Task directions:
Copy the full set of lines exactly as given.

Material:
------------------------------------------------

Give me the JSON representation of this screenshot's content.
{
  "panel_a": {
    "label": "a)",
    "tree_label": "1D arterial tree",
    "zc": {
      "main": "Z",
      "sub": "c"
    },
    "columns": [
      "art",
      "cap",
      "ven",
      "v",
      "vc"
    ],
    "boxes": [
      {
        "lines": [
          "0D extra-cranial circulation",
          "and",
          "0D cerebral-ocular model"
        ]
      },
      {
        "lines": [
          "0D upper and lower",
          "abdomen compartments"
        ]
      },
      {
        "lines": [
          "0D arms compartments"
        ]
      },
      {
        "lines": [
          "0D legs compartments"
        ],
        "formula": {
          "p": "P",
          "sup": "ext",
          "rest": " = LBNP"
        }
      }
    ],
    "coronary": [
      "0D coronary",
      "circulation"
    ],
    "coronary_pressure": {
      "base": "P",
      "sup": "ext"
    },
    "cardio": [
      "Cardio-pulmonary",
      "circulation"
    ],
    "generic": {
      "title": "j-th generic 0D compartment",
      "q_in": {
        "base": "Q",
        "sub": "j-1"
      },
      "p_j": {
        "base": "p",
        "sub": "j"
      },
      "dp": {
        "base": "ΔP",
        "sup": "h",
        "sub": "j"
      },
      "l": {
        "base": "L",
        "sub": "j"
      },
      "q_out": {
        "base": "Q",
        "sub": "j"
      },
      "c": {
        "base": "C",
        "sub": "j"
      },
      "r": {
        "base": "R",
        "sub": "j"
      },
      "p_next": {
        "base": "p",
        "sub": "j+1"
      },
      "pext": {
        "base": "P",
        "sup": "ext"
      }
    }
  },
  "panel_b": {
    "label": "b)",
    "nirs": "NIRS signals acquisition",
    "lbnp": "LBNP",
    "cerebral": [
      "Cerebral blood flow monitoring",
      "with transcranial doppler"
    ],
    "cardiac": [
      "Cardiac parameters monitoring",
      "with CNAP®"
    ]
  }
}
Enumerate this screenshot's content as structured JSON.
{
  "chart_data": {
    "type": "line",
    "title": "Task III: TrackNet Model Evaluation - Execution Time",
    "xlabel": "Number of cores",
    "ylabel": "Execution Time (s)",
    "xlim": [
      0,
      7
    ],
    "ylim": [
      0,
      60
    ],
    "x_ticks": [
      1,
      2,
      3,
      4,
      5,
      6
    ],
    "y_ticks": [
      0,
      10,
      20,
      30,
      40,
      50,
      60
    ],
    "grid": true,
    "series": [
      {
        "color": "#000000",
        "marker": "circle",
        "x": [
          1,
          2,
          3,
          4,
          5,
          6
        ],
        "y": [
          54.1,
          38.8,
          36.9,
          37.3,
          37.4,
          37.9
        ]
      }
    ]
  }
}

------------------------------------------------

Finished task:
Give me the JSON representation of this screenshot's content.
{
  "panel_a": {
    "label": "a)",
    "tree_label": "1D arterial tree",
    "zc": {
      "main": "Z",
      "sub": "c"
    },
    "columns": [
      "art",
      "cap",
      "ven",
      "v",
      "vc"
    ],
    "boxes": [
      {
        "lines": [
          "0D extra-cranial circulation",
          "and",
          "0D cerebral-ocular model"
        ]
      },
      {
        "lines": [
          "0D upper and lower",
          "abdomen compartments"
        ]
      },
      {
        "lines": [
          "0D arms compartments"
        ]
      },
      {
        "lines": [
          "0D legs compartments"
        ],
        "formula": {
          "p": "P",
          "sup": "ext",
          "rest": " = LBNP"
        }
      }
    ],
    "coronary": [
      "0D coronary",
      "circulation"
    ],
    "coronary_pressure": {
      "base": "P",
      "sup": "ext"
    },
    "cardio": [
      "Cardio-pulmonary",
      "circulation"
    ],
    "generic": {
      "title": "j-th generic 0D compartment",
      "q_in": {
        "base": "Q",
        "sub": "j-1"
      },
      "p_j": {
        "base": "p",
        "sub": "j"
      },
      "dp": {
        "base": "ΔP",
        "sup": "h",
        "sub": "j"
      },
      "l": {
        "base": "L",
        "sub": "j"
      },
      "q_out": {
        "base": "Q",
        "sub": "j"
      },
      "c": {
        "base": "C",
        "sub": "j"
      },
      "r": {
        "base": "R",
        "sub": "j"
      },
      "p_next": {
        "base": "p",
        "sub": "j+1"
      },
      "pext": {
        "base": "P",
        "sup": "ext"
      }
    }
  },
  "panel_b": {
    "label": "b)",
    "nirs": "NIRS signals acquisition",
    "lbnp": "LBNP",
    "cerebral": [
      "Cerebral blood flow monitoring",
      "with transcranial doppler"
    ],
    "cardiac": [
      "Cardiac parameters monitoring",
      "with CNAP®"
    ]
  }
}
Enumerate this screenshot's content as structured JSON.
{
  "chart_data": {
    "type": "line",
    "title": "Task III: TrackNet Model Evaluation - Execution Time",
    "xlabel": "Number of cores",
    "ylabel": "Execution Time (s)",
    "xlim": [
      0,
      7
    ],
    "ylim": [
      0,
      60
    ],
    "x_ticks": [
      1,
      2,
      3,
      4,
      5,
      6
    ],
    "y_ticks": [
      0,
      10,
      20,
      30,
      40,
      50,
      60
    ],
    "grid": true,
    "series": [
      {
        "color": "#000000",
        "marker": "circle",
        "x": [
          1,
          2,
          3,
          4,
          5,
          6
        ],
        "y": [
          54.1,
          38.8,
          36.9,
          37.3,
          37.4,
          37.9
        ]
      }
    ]
  }
}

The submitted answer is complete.